---------- MATERIAL TO PROCESS

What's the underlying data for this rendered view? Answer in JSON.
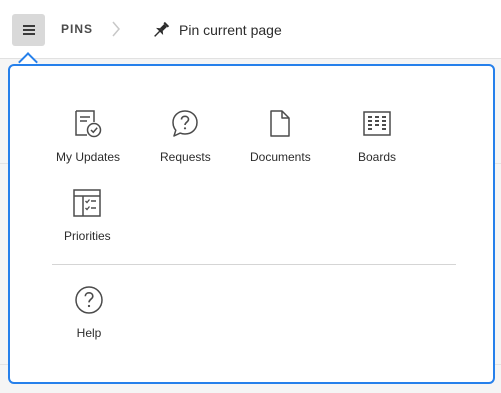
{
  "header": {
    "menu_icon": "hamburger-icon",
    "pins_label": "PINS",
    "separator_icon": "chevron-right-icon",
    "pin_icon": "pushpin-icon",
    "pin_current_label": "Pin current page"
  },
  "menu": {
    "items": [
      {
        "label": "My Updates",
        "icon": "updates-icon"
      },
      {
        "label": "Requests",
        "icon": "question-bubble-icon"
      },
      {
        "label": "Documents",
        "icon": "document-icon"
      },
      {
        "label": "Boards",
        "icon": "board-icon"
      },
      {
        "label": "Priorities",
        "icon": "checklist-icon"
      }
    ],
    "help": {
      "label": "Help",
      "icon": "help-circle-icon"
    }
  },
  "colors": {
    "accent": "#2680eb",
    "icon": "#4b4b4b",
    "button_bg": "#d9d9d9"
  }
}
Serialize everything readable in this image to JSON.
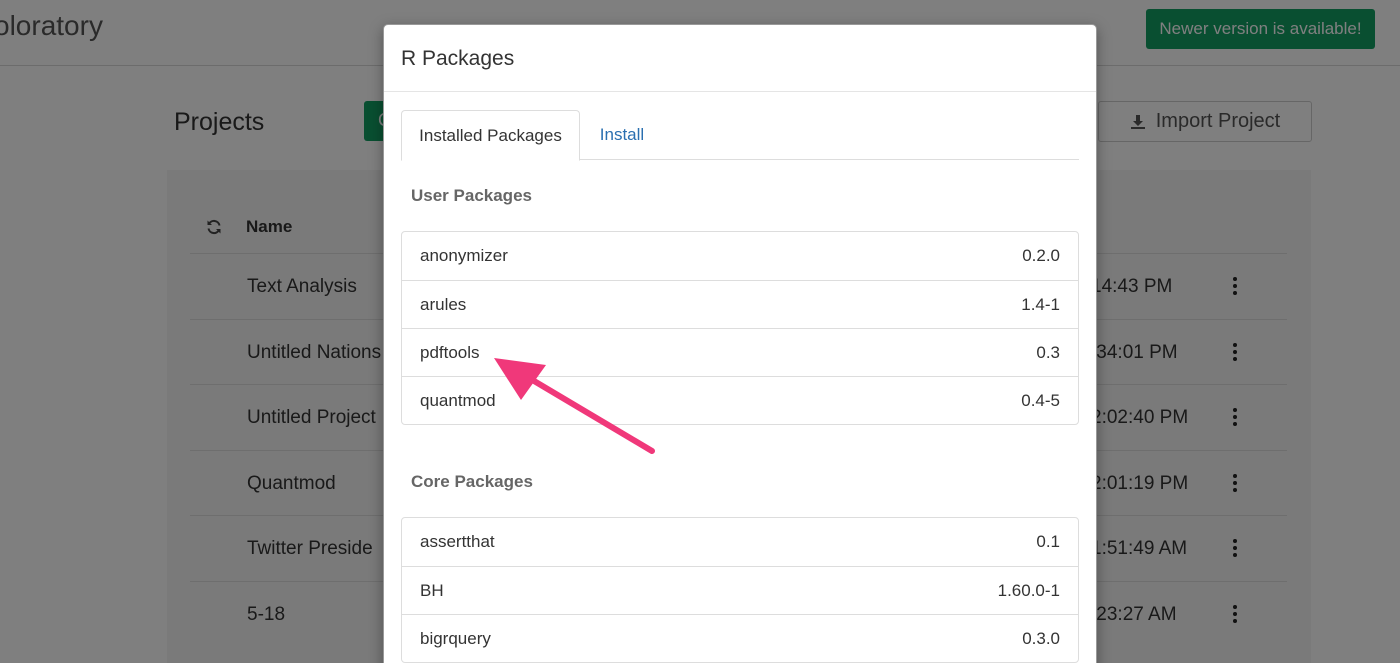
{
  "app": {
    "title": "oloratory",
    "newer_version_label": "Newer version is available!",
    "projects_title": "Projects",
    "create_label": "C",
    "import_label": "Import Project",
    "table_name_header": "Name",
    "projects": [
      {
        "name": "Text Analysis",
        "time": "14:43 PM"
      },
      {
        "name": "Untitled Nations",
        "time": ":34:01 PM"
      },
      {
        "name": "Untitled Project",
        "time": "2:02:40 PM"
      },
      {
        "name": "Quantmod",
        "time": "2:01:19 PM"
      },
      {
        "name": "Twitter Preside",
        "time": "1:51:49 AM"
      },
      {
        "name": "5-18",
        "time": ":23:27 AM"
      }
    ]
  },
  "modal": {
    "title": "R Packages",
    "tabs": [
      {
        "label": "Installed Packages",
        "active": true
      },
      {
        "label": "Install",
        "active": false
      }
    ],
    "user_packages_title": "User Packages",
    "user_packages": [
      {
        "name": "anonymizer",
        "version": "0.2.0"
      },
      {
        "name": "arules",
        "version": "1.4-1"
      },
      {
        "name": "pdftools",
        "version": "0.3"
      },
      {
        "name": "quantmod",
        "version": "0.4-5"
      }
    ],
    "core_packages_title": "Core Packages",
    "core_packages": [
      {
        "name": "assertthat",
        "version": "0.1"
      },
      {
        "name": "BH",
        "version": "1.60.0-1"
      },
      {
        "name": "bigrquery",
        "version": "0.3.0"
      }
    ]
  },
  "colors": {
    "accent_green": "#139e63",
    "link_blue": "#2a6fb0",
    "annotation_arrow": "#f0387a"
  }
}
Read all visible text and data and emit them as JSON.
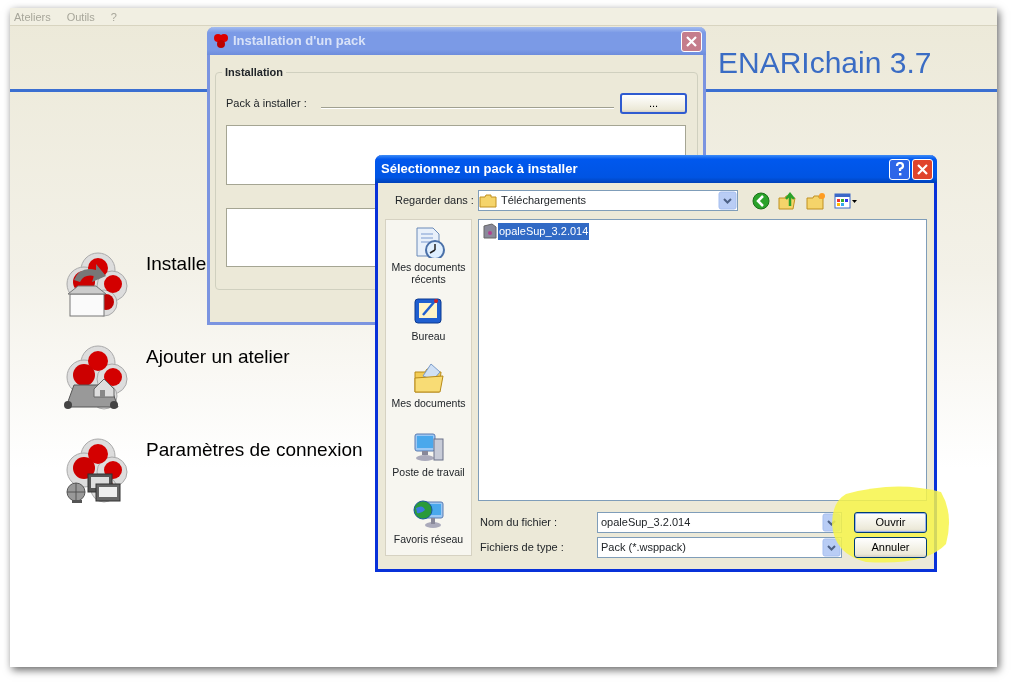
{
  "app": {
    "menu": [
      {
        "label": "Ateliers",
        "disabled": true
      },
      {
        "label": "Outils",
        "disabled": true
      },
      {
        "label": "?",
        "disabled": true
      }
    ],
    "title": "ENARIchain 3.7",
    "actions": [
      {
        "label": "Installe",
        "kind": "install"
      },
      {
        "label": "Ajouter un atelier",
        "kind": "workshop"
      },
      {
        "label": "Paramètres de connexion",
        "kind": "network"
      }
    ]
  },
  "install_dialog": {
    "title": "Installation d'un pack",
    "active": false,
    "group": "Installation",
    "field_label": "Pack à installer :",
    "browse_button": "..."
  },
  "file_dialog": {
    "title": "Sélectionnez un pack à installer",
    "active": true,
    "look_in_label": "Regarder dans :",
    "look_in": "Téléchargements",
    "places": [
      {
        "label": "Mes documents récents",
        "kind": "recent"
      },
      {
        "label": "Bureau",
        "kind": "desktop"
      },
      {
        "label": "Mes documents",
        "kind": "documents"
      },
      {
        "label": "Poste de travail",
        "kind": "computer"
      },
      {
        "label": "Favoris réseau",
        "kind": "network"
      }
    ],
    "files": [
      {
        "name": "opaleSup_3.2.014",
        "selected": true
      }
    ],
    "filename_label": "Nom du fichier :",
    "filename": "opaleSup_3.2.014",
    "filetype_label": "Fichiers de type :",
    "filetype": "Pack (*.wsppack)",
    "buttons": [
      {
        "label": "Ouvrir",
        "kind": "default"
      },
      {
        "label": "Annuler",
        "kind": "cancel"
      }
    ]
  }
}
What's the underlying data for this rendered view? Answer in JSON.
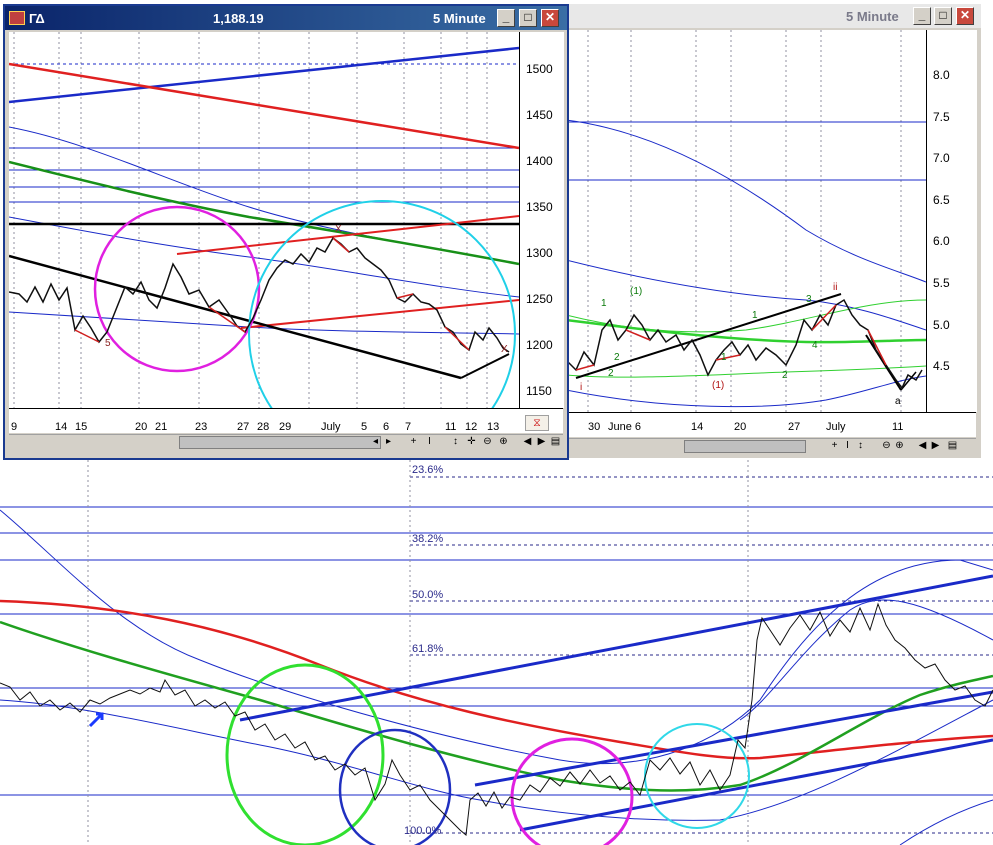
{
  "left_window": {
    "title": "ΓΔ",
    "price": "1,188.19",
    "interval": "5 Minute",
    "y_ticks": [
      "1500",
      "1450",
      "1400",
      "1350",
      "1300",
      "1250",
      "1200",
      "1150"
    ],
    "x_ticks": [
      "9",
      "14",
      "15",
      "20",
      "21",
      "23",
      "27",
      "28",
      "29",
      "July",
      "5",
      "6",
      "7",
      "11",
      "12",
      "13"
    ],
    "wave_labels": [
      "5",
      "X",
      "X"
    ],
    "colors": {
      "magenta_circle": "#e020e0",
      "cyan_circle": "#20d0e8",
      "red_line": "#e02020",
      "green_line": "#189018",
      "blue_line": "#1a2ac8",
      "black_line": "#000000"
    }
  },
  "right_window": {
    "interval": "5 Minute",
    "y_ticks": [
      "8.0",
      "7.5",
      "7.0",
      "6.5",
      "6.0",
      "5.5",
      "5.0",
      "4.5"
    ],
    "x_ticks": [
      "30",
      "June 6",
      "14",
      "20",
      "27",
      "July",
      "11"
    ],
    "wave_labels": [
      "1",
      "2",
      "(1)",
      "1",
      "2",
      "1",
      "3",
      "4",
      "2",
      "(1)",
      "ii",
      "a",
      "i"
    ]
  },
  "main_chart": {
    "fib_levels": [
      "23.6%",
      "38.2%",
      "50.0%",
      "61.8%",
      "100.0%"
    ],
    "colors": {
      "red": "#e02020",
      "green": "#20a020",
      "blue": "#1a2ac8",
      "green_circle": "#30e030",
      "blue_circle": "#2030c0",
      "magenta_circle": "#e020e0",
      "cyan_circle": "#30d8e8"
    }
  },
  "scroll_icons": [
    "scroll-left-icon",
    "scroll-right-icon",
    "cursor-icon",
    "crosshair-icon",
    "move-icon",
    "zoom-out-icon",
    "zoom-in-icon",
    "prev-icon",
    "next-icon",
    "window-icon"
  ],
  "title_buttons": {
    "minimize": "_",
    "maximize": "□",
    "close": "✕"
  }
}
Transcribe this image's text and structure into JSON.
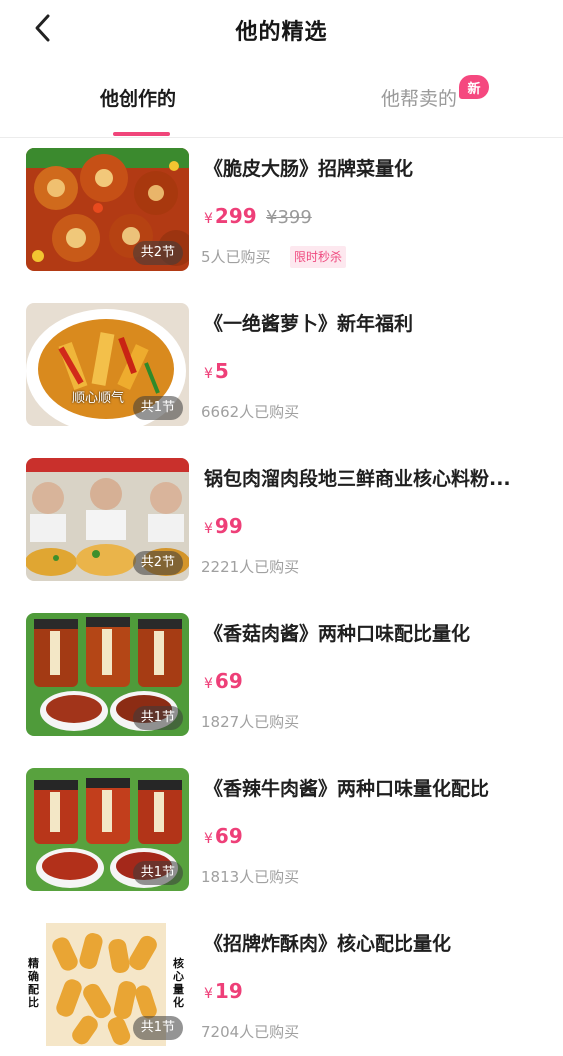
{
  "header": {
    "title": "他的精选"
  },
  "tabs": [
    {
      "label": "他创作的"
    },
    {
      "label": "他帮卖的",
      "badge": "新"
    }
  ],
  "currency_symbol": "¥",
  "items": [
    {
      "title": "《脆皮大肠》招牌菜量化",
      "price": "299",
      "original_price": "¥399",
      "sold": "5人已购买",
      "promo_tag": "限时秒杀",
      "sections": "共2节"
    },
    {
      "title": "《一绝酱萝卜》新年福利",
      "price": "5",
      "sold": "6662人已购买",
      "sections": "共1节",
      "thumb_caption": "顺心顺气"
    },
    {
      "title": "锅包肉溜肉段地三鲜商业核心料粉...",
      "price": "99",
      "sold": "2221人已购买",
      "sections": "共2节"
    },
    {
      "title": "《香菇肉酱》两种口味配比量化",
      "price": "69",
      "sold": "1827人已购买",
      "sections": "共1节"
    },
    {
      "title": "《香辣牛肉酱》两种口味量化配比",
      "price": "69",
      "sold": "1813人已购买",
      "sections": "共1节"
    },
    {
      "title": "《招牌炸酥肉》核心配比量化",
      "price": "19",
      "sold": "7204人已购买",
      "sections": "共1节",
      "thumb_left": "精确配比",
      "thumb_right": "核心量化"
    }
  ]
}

--------------------

_PROMPT_. Retype the records exactly. Any image in them should not appear in what you write.

_THE ANSWER_.
What's the underlying data for this rendered view? Answer in JSON.
{
  "header": {
    "menu_icon": "hamburger-icon",
    "pins_label": "PINS",
    "separator_icon": "chevron-right-icon",
    "pin_icon": "pushpin-icon",
    "pin_current_label": "Pin current page"
  },
  "menu": {
    "items": [
      {
        "label": "My Updates",
        "icon": "updates-icon"
      },
      {
        "label": "Requests",
        "icon": "question-bubble-icon"
      },
      {
        "label": "Documents",
        "icon": "document-icon"
      },
      {
        "label": "Boards",
        "icon": "board-icon"
      },
      {
        "label": "Priorities",
        "icon": "checklist-icon"
      }
    ],
    "help": {
      "label": "Help",
      "icon": "help-circle-icon"
    }
  },
  "colors": {
    "accent": "#2680eb",
    "icon": "#4b4b4b",
    "button_bg": "#d9d9d9"
  }
}
Serialize everything readable in this image to JSON.
{
  "app": {
    "title": "oloratory",
    "newer_version_label": "Newer version is available!",
    "projects_title": "Projects",
    "create_label": "C",
    "import_label": "Import Project",
    "table_name_header": "Name",
    "projects": [
      {
        "name": "Text Analysis",
        "time": "14:43 PM"
      },
      {
        "name": "Untitled Nations",
        "time": ":34:01 PM"
      },
      {
        "name": "Untitled Project",
        "time": "2:02:40 PM"
      },
      {
        "name": "Quantmod",
        "time": "2:01:19 PM"
      },
      {
        "name": "Twitter Preside",
        "time": "1:51:49 AM"
      },
      {
        "name": "5-18",
        "time": ":23:27 AM"
      }
    ]
  },
  "modal": {
    "title": "R Packages",
    "tabs": [
      {
        "label": "Installed Packages",
        "active": true
      },
      {
        "label": "Install",
        "active": false
      }
    ],
    "user_packages_title": "User Packages",
    "user_packages": [
      {
        "name": "anonymizer",
        "version": "0.2.0"
      },
      {
        "name": "arules",
        "version": "1.4-1"
      },
      {
        "name": "pdftools",
        "version": "0.3"
      },
      {
        "name": "quantmod",
        "version": "0.4-5"
      }
    ],
    "core_packages_title": "Core Packages",
    "core_packages": [
      {
        "name": "assertthat",
        "version": "0.1"
      },
      {
        "name": "BH",
        "version": "1.60.0-1"
      },
      {
        "name": "bigrquery",
        "version": "0.3.0"
      }
    ]
  },
  "colors": {
    "accent_green": "#139e63",
    "link_blue": "#2a6fb0",
    "annotation_arrow": "#f0387a"
  }
}
Read all visible text and data and emit them as JSON.
{
  "app": {
    "menu": [
      {
        "label": "Ateliers",
        "disabled": true
      },
      {
        "label": "Outils",
        "disabled": true
      },
      {
        "label": "?",
        "disabled": true
      }
    ],
    "title": "ENARIchain 3.7",
    "actions": [
      {
        "label": "Installe",
        "kind": "install"
      },
      {
        "label": "Ajouter un atelier",
        "kind": "workshop"
      },
      {
        "label": "Paramètres de connexion",
        "kind": "network"
      }
    ]
  },
  "install_dialog": {
    "title": "Installation d'un pack",
    "active": false,
    "group": "Installation",
    "field_label": "Pack à installer :",
    "browse_button": "..."
  },
  "file_dialog": {
    "title": "Sélectionnez un pack à installer",
    "active": true,
    "look_in_label": "Regarder dans :",
    "look_in": "Téléchargements",
    "places": [
      {
        "label": "Mes documents récents",
        "kind": "recent"
      },
      {
        "label": "Bureau",
        "kind": "desktop"
      },
      {
        "label": "Mes documents",
        "kind": "documents"
      },
      {
        "label": "Poste de travail",
        "kind": "computer"
      },
      {
        "label": "Favoris réseau",
        "kind": "network"
      }
    ],
    "files": [
      {
        "name": "opaleSup_3.2.014",
        "selected": true
      }
    ],
    "filename_label": "Nom du fichier :",
    "filename": "opaleSup_3.2.014",
    "filetype_label": "Fichiers de type :",
    "filetype": "Pack (*.wsppack)",
    "buttons": [
      {
        "label": "Ouvrir",
        "kind": "default"
      },
      {
        "label": "Annuler",
        "kind": "cancel"
      }
    ]
  }
}
What's the underlying data for this rendered view? Answer in JSON.
{
  "left_window": {
    "title": "ΓΔ",
    "price": "1,188.19",
    "interval": "5 Minute",
    "y_ticks": [
      "1500",
      "1450",
      "1400",
      "1350",
      "1300",
      "1250",
      "1200",
      "1150"
    ],
    "x_ticks": [
      "9",
      "14",
      "15",
      "20",
      "21",
      "23",
      "27",
      "28",
      "29",
      "July",
      "5",
      "6",
      "7",
      "11",
      "12",
      "13"
    ],
    "wave_labels": [
      "5",
      "X",
      "X"
    ],
    "colors": {
      "magenta_circle": "#e020e0",
      "cyan_circle": "#20d0e8",
      "red_line": "#e02020",
      "green_line": "#189018",
      "blue_line": "#1a2ac8",
      "black_line": "#000000"
    }
  },
  "right_window": {
    "interval": "5 Minute",
    "y_ticks": [
      "8.0",
      "7.5",
      "7.0",
      "6.5",
      "6.0",
      "5.5",
      "5.0",
      "4.5"
    ],
    "x_ticks": [
      "30",
      "June 6",
      "14",
      "20",
      "27",
      "July",
      "11"
    ],
    "wave_labels": [
      "1",
      "2",
      "(1)",
      "1",
      "2",
      "1",
      "3",
      "4",
      "2",
      "(1)",
      "ii",
      "a",
      "i"
    ]
  },
  "main_chart": {
    "fib_levels": [
      "23.6%",
      "38.2%",
      "50.0%",
      "61.8%",
      "100.0%"
    ],
    "colors": {
      "red": "#e02020",
      "green": "#20a020",
      "blue": "#1a2ac8",
      "green_circle": "#30e030",
      "blue_circle": "#2030c0",
      "magenta_circle": "#e020e0",
      "cyan_circle": "#30d8e8"
    }
  },
  "scroll_icons": [
    "scroll-left-icon",
    "scroll-right-icon",
    "cursor-icon",
    "crosshair-icon",
    "move-icon",
    "zoom-out-icon",
    "zoom-in-icon",
    "prev-icon",
    "next-icon",
    "window-icon"
  ],
  "title_buttons": {
    "minimize": "_",
    "maximize": "□",
    "close": "✕"
  }
}
Transcribe this image's text and structure into JSON.
{
  "header": {
    "title": "他的精选"
  },
  "tabs": [
    {
      "label": "他创作的"
    },
    {
      "label": "他帮卖的",
      "badge": "新"
    }
  ],
  "currency_symbol": "¥",
  "items": [
    {
      "title": "《脆皮大肠》招牌菜量化",
      "price": "299",
      "original_price": "¥399",
      "sold": "5人已购买",
      "promo_tag": "限时秒杀",
      "sections": "共2节"
    },
    {
      "title": "《一绝酱萝卜》新年福利",
      "price": "5",
      "sold": "6662人已购买",
      "sections": "共1节",
      "thumb_caption": "顺心顺气"
    },
    {
      "title": "锅包肉溜肉段地三鲜商业核心料粉...",
      "price": "99",
      "sold": "2221人已购买",
      "sections": "共2节"
    },
    {
      "title": "《香菇肉酱》两种口味配比量化",
      "price": "69",
      "sold": "1827人已购买",
      "sections": "共1节"
    },
    {
      "title": "《香辣牛肉酱》两种口味量化配比",
      "price": "69",
      "sold": "1813人已购买",
      "sections": "共1节"
    },
    {
      "title": "《招牌炸酥肉》核心配比量化",
      "price": "19",
      "sold": "7204人已购买",
      "sections": "共1节",
      "thumb_left": "精确配比",
      "thumb_right": "核心量化"
    }
  ]
}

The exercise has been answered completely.